WORK TO DO:
Do not include the pictures; repeat the rest of the data exactly.

MATERIALS PROVIDED:
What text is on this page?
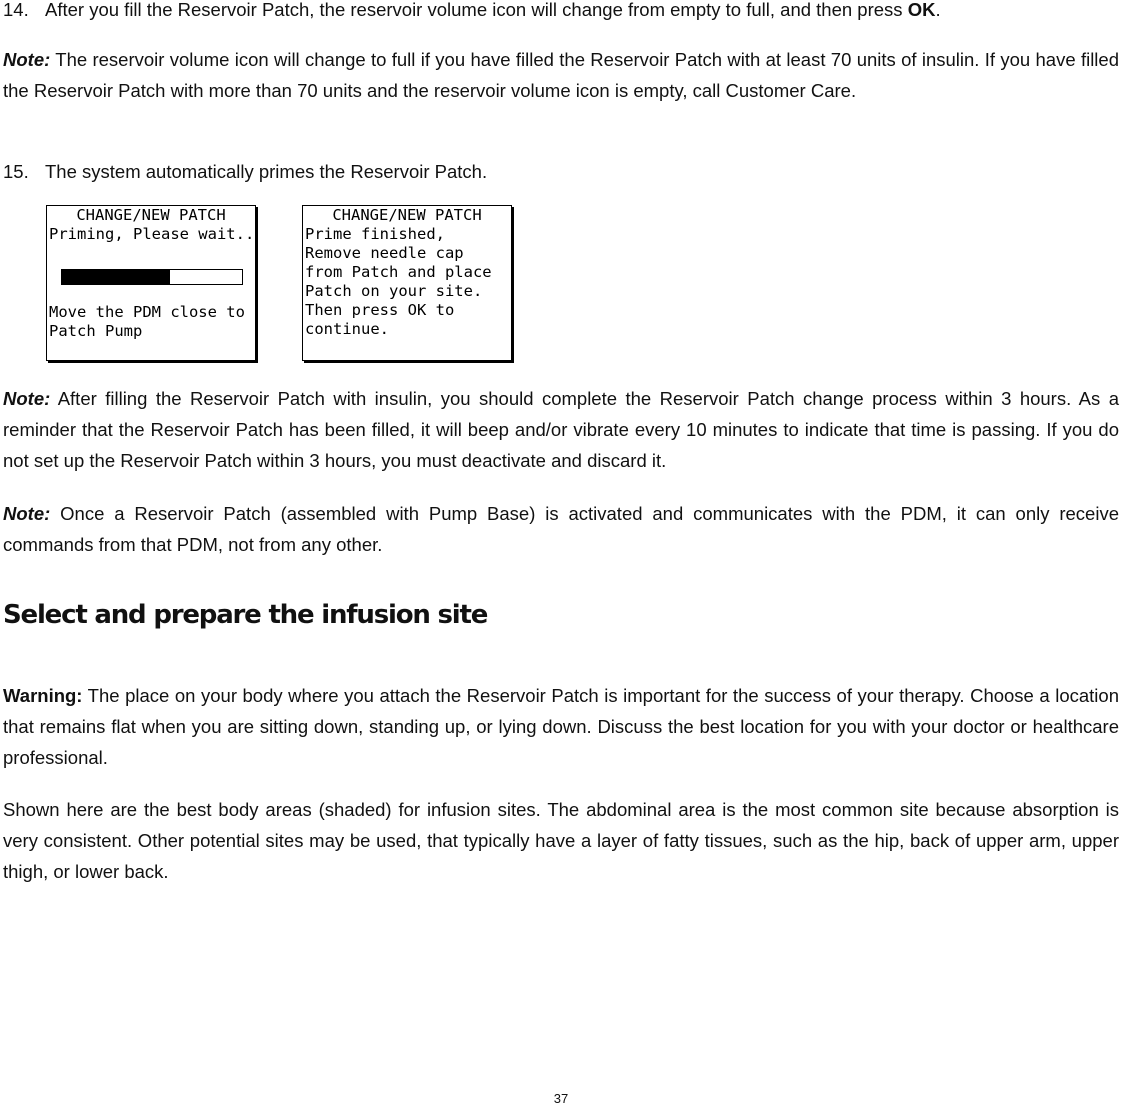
14. After you fill the Reservoir Patch, the reservoir volume icon will change from empty to full, and then press OK.

Note: The reservoir volume icon will change to full if you have filled the Reservoir Patch with at least 70 units of insulin. If you have filled the Reservoir Patch with more than 70 units and the reservoir volume icon is empty, call Customer Care.

15. The system automatically primes the Reservoir Patch.

CHANGE/NEW PATCH
Priming, Please wait..
Move the PDM close to
Patch Pump
CHANGE/NEW PATCH
Prime finished,
Remove needle cap
from Patch and place
Patch on your site.
Then press OK to
continue.

Note: After filling the Reservoir Patch with insulin, you should complete the Reservoir Patch change process within 3 hours. As a reminder that the Reservoir Patch has been filled, it will beep and/or vibrate every 10 minutes to indicate that time is passing. If you do not set up the Reservoir Patch within 3 hours, you must deactivate and discard it.

Note: Once a Reservoir Patch (assembled with Pump Base) is activated and communicates with the PDM, it can only receive commands from that PDM, not from any other.

Select and prepare the infusion site

Warning: The place on your body where you attach the Reservoir Patch is important for the success of your therapy. Choose a location that remains flat when you are sitting down, standing up, or lying down. Discuss the best location for you with your doctor or healthcare professional.

Shown here are the best body areas (shaded) for infusion sites. The abdominal area is the most common site because absorption is very consistent. Other potential sites may be used, that typically have a layer of fatty tissues, such as the hip, back of upper arm, upper thigh, or lower back.

37
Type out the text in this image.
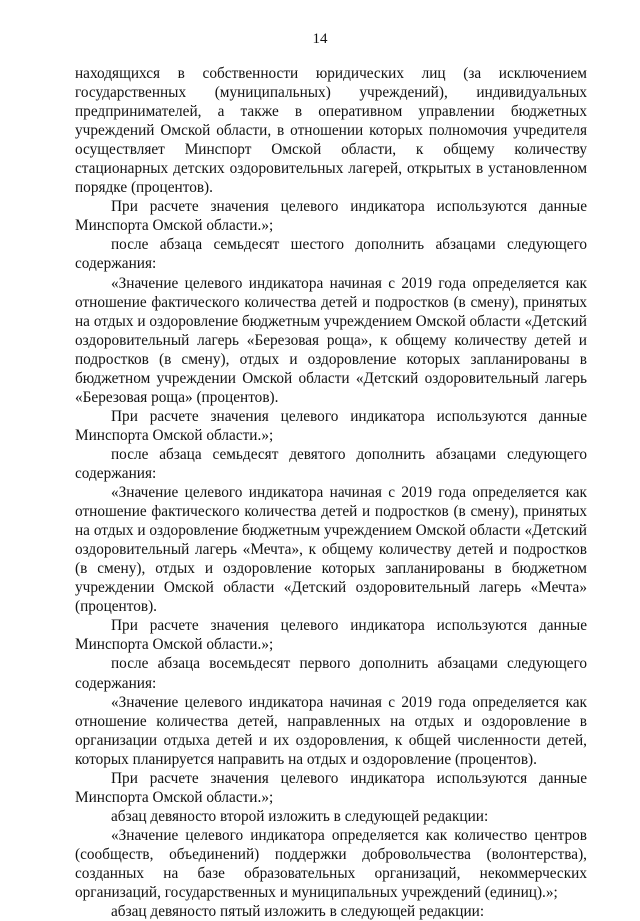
14

находящихся в собственности юридических лиц (за исключением государственных (муниципальных) учреждений), индивидуальных предпринимателей, а также в оперативном управлении бюджетных учреждений Омской области, в отношении которых полномочия учредителя осуществляет Минспорт Омской области, к общему количеству стационарных детских оздоровительных лагерей, открытых в установленном порядке (процентов).

При расчете значения целевого индикатора используются данные Минспорта Омской области.»;

после абзаца семьдесят шестого дополнить абзацами следующего содержания:

«Значение целевого индикатора начиная с 2019 года определяется как отношение фактического количества детей и подростков (в смену), принятых на отдых и оздоровление бюджетным учреждением Омской области «Детский оздоровительный лагерь «Березовая роща», к общему количеству детей и подростков (в смену), отдых и оздоровление которых запланированы в бюджетном учреждении Омской области «Детский оздоровительный лагерь «Березовая роща» (процентов).

При расчете значения целевого индикатора используются данные Минспорта Омской области.»;

после абзаца семьдесят девятого дополнить абзацами следующего содержания:

«Значение целевого индикатора начиная с 2019 года определяется как отношение фактического количества детей и подростков (в смену), принятых на отдых и оздоровление бюджетным учреждением Омской области «Детский оздоровительный лагерь «Мечта», к общему количеству детей и подростков (в смену), отдых и оздоровление которых запланированы в бюджетном учреждении Омской области «Детский оздоровительный лагерь «Мечта» (процентов).

При расчете значения целевого индикатора используются данные Минспорта Омской области.»;

после абзаца восемьдесят первого дополнить абзацами следующего содержания:

«Значение целевого индикатора начиная с 2019 года определяется как отношение количества детей, направленных на отдых и оздоровление в организации отдыха детей и их оздоровления, к общей численности детей, которых планируется направить на отдых и оздоровление (процентов).

При расчете значения целевого индикатора используются данные Минспорта Омской области.»;

абзац девяносто второй изложить в следующей редакции:

«Значение целевого индикатора определяется как количество центров (сообществ, объединений) поддержки добровольчества (волонтерства), созданных на базе образовательных организаций, некоммерческих организаций, государственных и муниципальных учреждений (единиц).»;

абзац девяносто пятый изложить в следующей редакции:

COMPLETE ANSWER:
What text is on this page?
14. After you fill the Reservoir Patch, the reservoir volume icon will change from empty to full, and then press OK.

Note: The reservoir volume icon will change to full if you have filled the Reservoir Patch with at least 70 units of insulin. If you have filled the Reservoir Patch with more than 70 units and the reservoir volume icon is empty, call Customer Care.

15. The system automatically primes the Reservoir Patch.

CHANGE/NEW PATCH
Priming, Please wait..
Move the PDM close to
Patch Pump
CHANGE/NEW PATCH
Prime finished,
Remove needle cap
from Patch and place
Patch on your site.
Then press OK to
continue.

Note: After filling the Reservoir Patch with insulin, you should complete the Reservoir Patch change process within 3 hours. As a reminder that the Reservoir Patch has been filled, it will beep and/or vibrate every 10 minutes to indicate that time is passing. If you do not set up the Reservoir Patch within 3 hours, you must deactivate and discard it.

Note: Once a Reservoir Patch (assembled with Pump Base) is activated and communicates with the PDM, it can only receive commands from that PDM, not from any other.

Select and prepare the infusion site

Warning: The place on your body where you attach the Reservoir Patch is important for the success of your therapy. Choose a location that remains flat when you are sitting down, standing up, or lying down. Discuss the best location for you with your doctor or healthcare professional.

Shown here are the best body areas (shaded) for infusion sites. The abdominal area is the most common site because absorption is very consistent. Other potential sites may be used, that typically have a layer of fatty tissues, such as the hip, back of upper arm, upper thigh, or lower back.

37
Type out the text in this image.
14

находящихся в собственности юридических лиц (за исключением государственных (муниципальных) учреждений), индивидуальных предпринимателей, а также в оперативном управлении бюджетных учреждений Омской области, в отношении которых полномочия учредителя осуществляет Минспорт Омской области, к общему количеству стационарных детских оздоровительных лагерей, открытых в установленном порядке (процентов).

При расчете значения целевого индикатора используются данные Минспорта Омской области.»;

после абзаца семьдесят шестого дополнить абзацами следующего содержания:

«Значение целевого индикатора начиная с 2019 года определяется как отношение фактического количества детей и подростков (в смену), принятых на отдых и оздоровление бюджетным учреждением Омской области «Детский оздоровительный лагерь «Березовая роща», к общему количеству детей и подростков (в смену), отдых и оздоровление которых запланированы в бюджетном учреждении Омской области «Детский оздоровительный лагерь «Березовая роща» (процентов).

При расчете значения целевого индикатора используются данные Минспорта Омской области.»;

после абзаца семьдесят девятого дополнить абзацами следующего содержания:

«Значение целевого индикатора начиная с 2019 года определяется как отношение фактического количества детей и подростков (в смену), принятых на отдых и оздоровление бюджетным учреждением Омской области «Детский оздоровительный лагерь «Мечта», к общему количеству детей и подростков (в смену), отдых и оздоровление которых запланированы в бюджетном учреждении Омской области «Детский оздоровительный лагерь «Мечта» (процентов).

При расчете значения целевого индикатора используются данные Минспорта Омской области.»;

после абзаца восемьдесят первого дополнить абзацами следующего содержания:

«Значение целевого индикатора начиная с 2019 года определяется как отношение количества детей, направленных на отдых и оздоровление в организации отдыха детей и их оздоровления, к общей численности детей, которых планируется направить на отдых и оздоровление (процентов).

При расчете значения целевого индикатора используются данные Минспорта Омской области.»;

абзац девяносто второй изложить в следующей редакции:

«Значение целевого индикатора определяется как количество центров (сообществ, объединений) поддержки добровольчества (волонтерства), созданных на базе образовательных организаций, некоммерческих организаций, государственных и муниципальных учреждений (единиц).»;

абзац девяносто пятый изложить в следующей редакции:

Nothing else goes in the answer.